■ Instructions for the task
Without changing a character, return the entries, but not the images they hold.

(Dataset listings of figures)
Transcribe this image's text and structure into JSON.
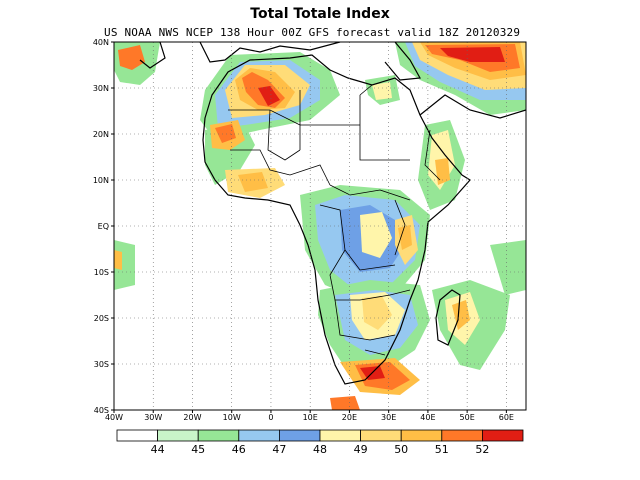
{
  "title": "Total Totale Index",
  "subtitle": "US NOAA NWS NCEP 138 Hour 00Z GFS forecast valid 18Z 20120329",
  "map": {
    "lon_range": [
      -40,
      65
    ],
    "lat_range": [
      -40,
      40
    ],
    "lat_ticks": [
      {
        "lat": 40,
        "label": "40N"
      },
      {
        "lat": 30,
        "label": "30N"
      },
      {
        "lat": 20,
        "label": "20N"
      },
      {
        "lat": 10,
        "label": "10N"
      },
      {
        "lat": 0,
        "label": "EQ"
      },
      {
        "lat": -10,
        "label": "10S"
      },
      {
        "lat": -20,
        "label": "20S"
      },
      {
        "lat": -30,
        "label": "30S"
      },
      {
        "lat": -40,
        "label": "40S"
      }
    ],
    "lon_ticks": [
      {
        "lon": -40,
        "label": "40W"
      },
      {
        "lon": -30,
        "label": "30W"
      },
      {
        "lon": -20,
        "label": "20W"
      },
      {
        "lon": -10,
        "label": "10W"
      },
      {
        "lon": 0,
        "label": "0"
      },
      {
        "lon": 10,
        "label": "10E"
      },
      {
        "lon": 20,
        "label": "20E"
      },
      {
        "lon": 30,
        "label": "30E"
      },
      {
        "lon": 40,
        "label": "40E"
      },
      {
        "lon": 50,
        "label": "50E"
      },
      {
        "lon": 60,
        "label": "60E"
      }
    ],
    "gridlines": true
  },
  "colorbar": {
    "colors": [
      "#ffffff",
      "#c8f5c8",
      "#96e696",
      "#96c8f0",
      "#6ea0e6",
      "#fff5aa",
      "#ffdc78",
      "#ffbe46",
      "#ff7828",
      "#e11e14"
    ],
    "labels": [
      "44",
      "45",
      "46",
      "47",
      "48",
      "49",
      "50",
      "51",
      "52"
    ]
  },
  "fields": {
    "levels": [
      "44-45",
      "45-46",
      "46-47",
      "47-48",
      "48-49",
      "49-50",
      "50-51",
      "51-52",
      ">52"
    ],
    "regions": [
      {
        "name": "northwest-africa",
        "value": 52
      },
      {
        "name": "sahara-west",
        "value": 51
      },
      {
        "name": "west-africa-coast",
        "value": 50
      },
      {
        "name": "congo-basin",
        "value": 47
      },
      {
        "name": "east-africa-rift",
        "value": 48
      },
      {
        "name": "southern-africa",
        "value": 49
      },
      {
        "name": "middle-east",
        "value": 52
      },
      {
        "name": "south-africa-coast",
        "value": 51
      }
    ]
  }
}
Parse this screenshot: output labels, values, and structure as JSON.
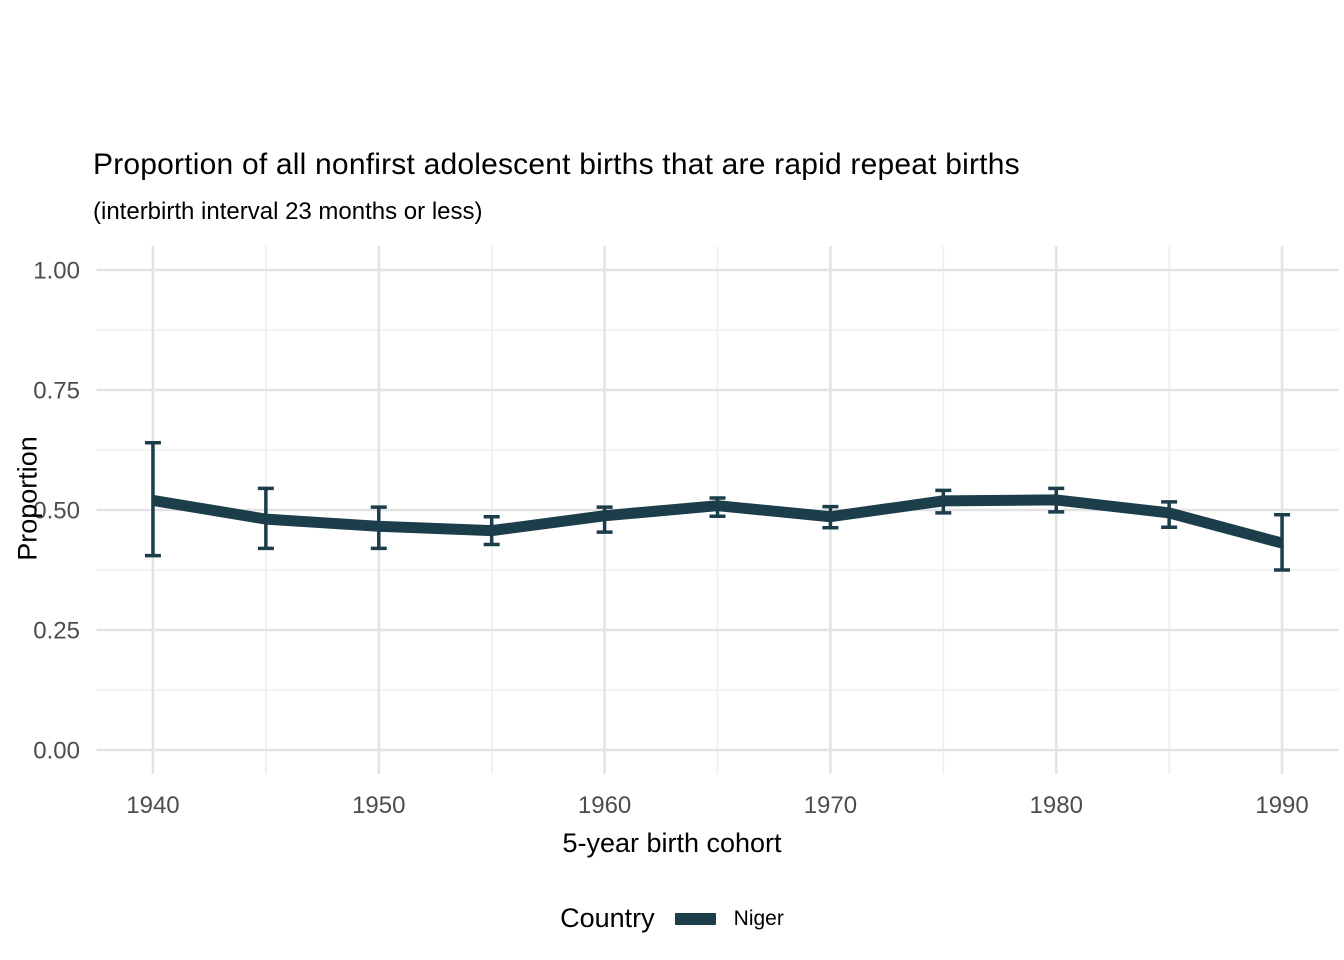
{
  "title": "Proportion of all nonfirst adolescent births that are rapid repeat births",
  "subtitle": "(interbirth interval 23 months or less)",
  "x_axis": {
    "label": "5-year birth cohort",
    "tick_labels": [
      "1940",
      "1950",
      "1960",
      "1970",
      "1980",
      "1990"
    ]
  },
  "y_axis": {
    "label": "Proportion",
    "tick_labels": [
      "0.00",
      "0.25",
      "0.50",
      "0.75",
      "1.00"
    ]
  },
  "legend": {
    "title": "Country",
    "entries": [
      {
        "label": "Niger",
        "color": "#1c3d4a"
      }
    ]
  },
  "colors": {
    "line": "#1c3d4a",
    "grid_major": "#e3e3e3",
    "grid_minor": "#efefef",
    "tick_label": "#4d4d4d",
    "text": "#000000",
    "background": "#ffffff"
  },
  "chart_data": {
    "type": "line",
    "title": "Proportion of all nonfirst adolescent births that are rapid repeat births",
    "subtitle": "(interbirth interval 23 months or less)",
    "xlabel": "5-year birth cohort",
    "ylabel": "Proportion",
    "xlim": [
      1937.5,
      1992.5
    ],
    "ylim": [
      -0.05,
      1.05
    ],
    "x_major_ticks": [
      1940,
      1950,
      1960,
      1970,
      1980,
      1990
    ],
    "x_minor_ticks": [
      1945,
      1955,
      1965,
      1975,
      1985
    ],
    "y_major_ticks": [
      0,
      0.25,
      0.5,
      0.75,
      1
    ],
    "y_minor_ticks": [
      0.125,
      0.375,
      0.625,
      0.875
    ],
    "grid": "major+minor",
    "legend_position": "bottom",
    "error_bars": true,
    "x": [
      1940,
      1945,
      1950,
      1955,
      1960,
      1965,
      1970,
      1975,
      1980,
      1985,
      1990
    ],
    "series": [
      {
        "name": "Niger",
        "color": "#1c3d4a",
        "values": [
          0.52,
          0.481,
          0.466,
          0.457,
          0.488,
          0.509,
          0.486,
          0.519,
          0.521,
          0.494,
          0.431
        ],
        "ci_low": [
          0.405,
          0.42,
          0.42,
          0.428,
          0.454,
          0.487,
          0.463,
          0.494,
          0.496,
          0.464,
          0.375
        ],
        "ci_high": [
          0.64,
          0.545,
          0.506,
          0.486,
          0.506,
          0.525,
          0.507,
          0.541,
          0.545,
          0.517,
          0.49
        ]
      }
    ]
  }
}
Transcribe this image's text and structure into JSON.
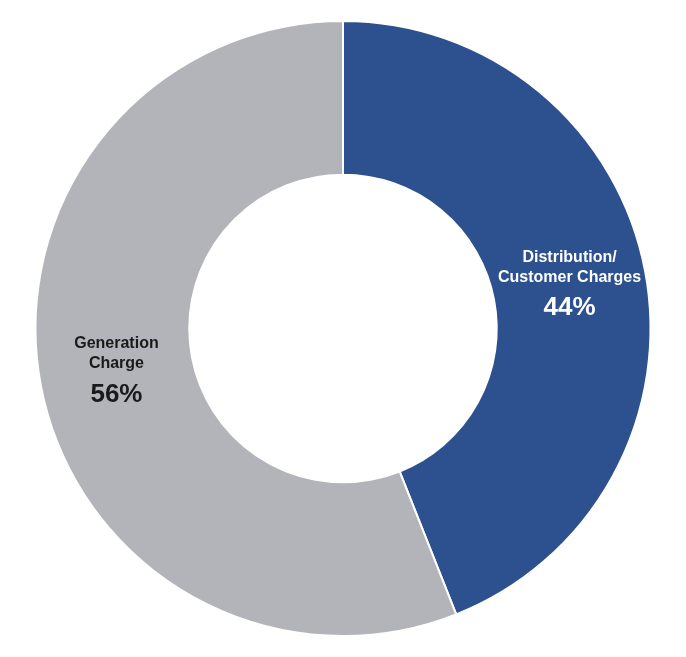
{
  "chart_data": {
    "type": "doughnut",
    "categories": [
      [
        "Distribution/",
        "Customer Charges"
      ],
      [
        "Generation",
        "Charge"
      ]
    ],
    "values": [
      44,
      56
    ],
    "value_labels": [
      "44%",
      "56%"
    ],
    "colors": [
      "#2d508e",
      "#b2b4b9"
    ],
    "data_labels": true
  }
}
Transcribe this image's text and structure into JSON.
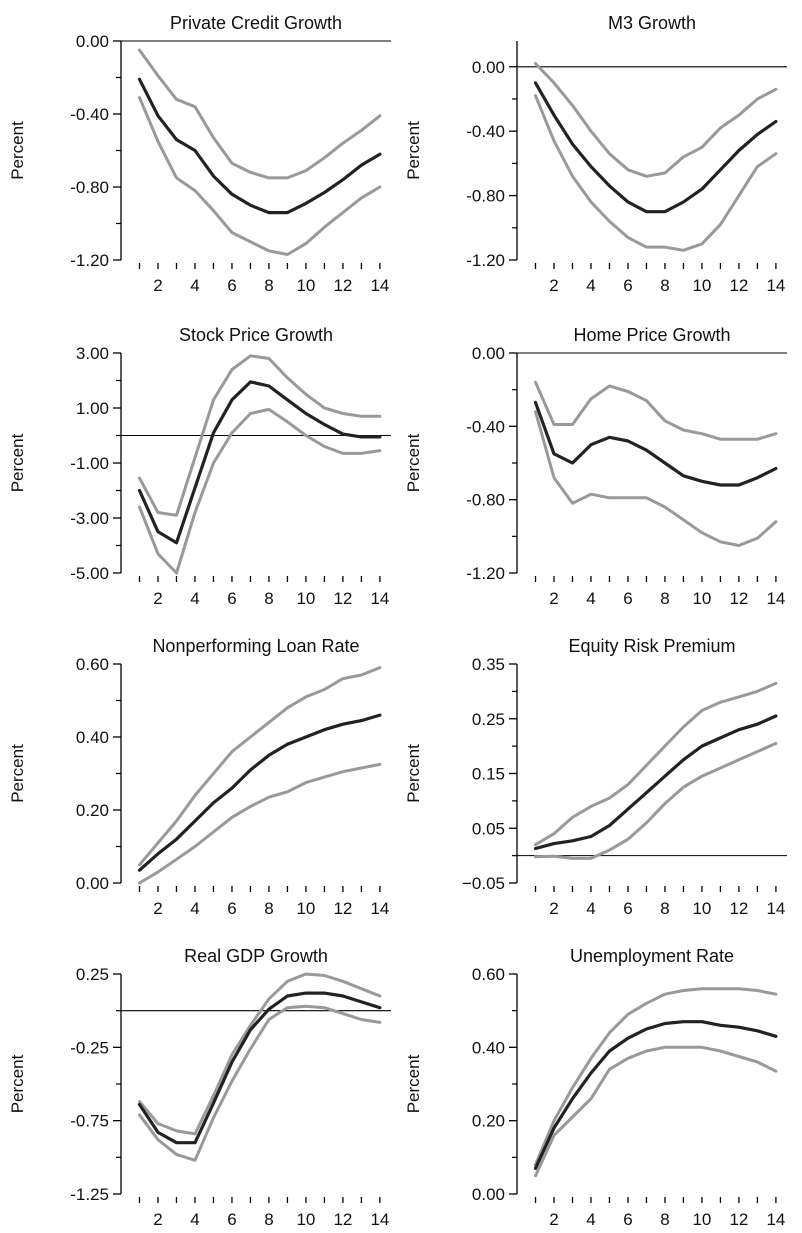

■ Solution to this problem
Transcribe this image's text and structure into JSON.
{
  "title": "Total Totale Index",
  "subtitle": "US NOAA NWS NCEP 138 Hour 00Z GFS forecast valid 18Z 20120329",
  "map": {
    "lon_range": [
      -40,
      65
    ],
    "lat_range": [
      -40,
      40
    ],
    "lat_ticks": [
      {
        "lat": 40,
        "label": "40N"
      },
      {
        "lat": 30,
        "label": "30N"
      },
      {
        "lat": 20,
        "label": "20N"
      },
      {
        "lat": 10,
        "label": "10N"
      },
      {
        "lat": 0,
        "label": "EQ"
      },
      {
        "lat": -10,
        "label": "10S"
      },
      {
        "lat": -20,
        "label": "20S"
      },
      {
        "lat": -30,
        "label": "30S"
      },
      {
        "lat": -40,
        "label": "40S"
      }
    ],
    "lon_ticks": [
      {
        "lon": -40,
        "label": "40W"
      },
      {
        "lon": -30,
        "label": "30W"
      },
      {
        "lon": -20,
        "label": "20W"
      },
      {
        "lon": -10,
        "label": "10W"
      },
      {
        "lon": 0,
        "label": "0"
      },
      {
        "lon": 10,
        "label": "10E"
      },
      {
        "lon": 20,
        "label": "20E"
      },
      {
        "lon": 30,
        "label": "30E"
      },
      {
        "lon": 40,
        "label": "40E"
      },
      {
        "lon": 50,
        "label": "50E"
      },
      {
        "lon": 60,
        "label": "60E"
      }
    ],
    "gridlines": true
  },
  "colorbar": {
    "colors": [
      "#ffffff",
      "#c8f5c8",
      "#96e696",
      "#96c8f0",
      "#6ea0e6",
      "#fff5aa",
      "#ffdc78",
      "#ffbe46",
      "#ff7828",
      "#e11e14"
    ],
    "labels": [
      "44",
      "45",
      "46",
      "47",
      "48",
      "49",
      "50",
      "51",
      "52"
    ]
  },
  "fields": {
    "levels": [
      "44-45",
      "45-46",
      "46-47",
      "47-48",
      "48-49",
      "49-50",
      "50-51",
      "51-52",
      ">52"
    ],
    "regions": [
      {
        "name": "northwest-africa",
        "value": 52
      },
      {
        "name": "sahara-west",
        "value": 51
      },
      {
        "name": "west-africa-coast",
        "value": 50
      },
      {
        "name": "congo-basin",
        "value": 47
      },
      {
        "name": "east-africa-rift",
        "value": 48
      },
      {
        "name": "southern-africa",
        "value": 49
      },
      {
        "name": "middle-east",
        "value": 52
      },
      {
        "name": "south-africa-coast",
        "value": 51
      }
    ]
  }
}
Parse this screenshot: output labels, values, and structure as JSON.
{
  "title": "Proportion of all nonfirst adolescent births that are rapid repeat births",
  "subtitle": "(interbirth interval 23 months or less)",
  "x_axis": {
    "label": "5-year birth cohort",
    "tick_labels": [
      "1940",
      "1950",
      "1960",
      "1970",
      "1980",
      "1990"
    ]
  },
  "y_axis": {
    "label": "Proportion",
    "tick_labels": [
      "0.00",
      "0.25",
      "0.50",
      "0.75",
      "1.00"
    ]
  },
  "legend": {
    "title": "Country",
    "entries": [
      {
        "label": "Niger",
        "color": "#1c3d4a"
      }
    ]
  },
  "colors": {
    "line": "#1c3d4a",
    "grid_major": "#e3e3e3",
    "grid_minor": "#efefef",
    "tick_label": "#4d4d4d",
    "text": "#000000",
    "background": "#ffffff"
  },
  "chart_data": {
    "type": "line",
    "title": "Proportion of all nonfirst adolescent births that are rapid repeat births",
    "subtitle": "(interbirth interval 23 months or less)",
    "xlabel": "5-year birth cohort",
    "ylabel": "Proportion",
    "xlim": [
      1937.5,
      1992.5
    ],
    "ylim": [
      -0.05,
      1.05
    ],
    "x_major_ticks": [
      1940,
      1950,
      1960,
      1970,
      1980,
      1990
    ],
    "x_minor_ticks": [
      1945,
      1955,
      1965,
      1975,
      1985
    ],
    "y_major_ticks": [
      0,
      0.25,
      0.5,
      0.75,
      1
    ],
    "y_minor_ticks": [
      0.125,
      0.375,
      0.625,
      0.875
    ],
    "grid": "major+minor",
    "legend_position": "bottom",
    "error_bars": true,
    "x": [
      1940,
      1945,
      1950,
      1955,
      1960,
      1965,
      1970,
      1975,
      1980,
      1985,
      1990
    ],
    "series": [
      {
        "name": "Niger",
        "color": "#1c3d4a",
        "values": [
          0.52,
          0.481,
          0.466,
          0.457,
          0.488,
          0.509,
          0.486,
          0.519,
          0.521,
          0.494,
          0.431
        ],
        "ci_low": [
          0.405,
          0.42,
          0.42,
          0.428,
          0.454,
          0.487,
          0.463,
          0.494,
          0.496,
          0.464,
          0.375
        ],
        "ci_high": [
          0.64,
          0.545,
          0.506,
          0.486,
          0.506,
          0.525,
          0.507,
          0.541,
          0.545,
          0.517,
          0.49
        ]
      }
    ]
  }
}
Transcribe this image's text and structure into JSON.
{
  "chart_data": {
    "type": "doughnut",
    "categories": [
      [
        "Distribution/",
        "Customer Charges"
      ],
      [
        "Generation",
        "Charge"
      ]
    ],
    "values": [
      44,
      56
    ],
    "value_labels": [
      "44%",
      "56%"
    ],
    "colors": [
      "#2d508e",
      "#b2b4b9"
    ],
    "data_labels": true
  }
}
Transcribe this image's text and structure into JSON.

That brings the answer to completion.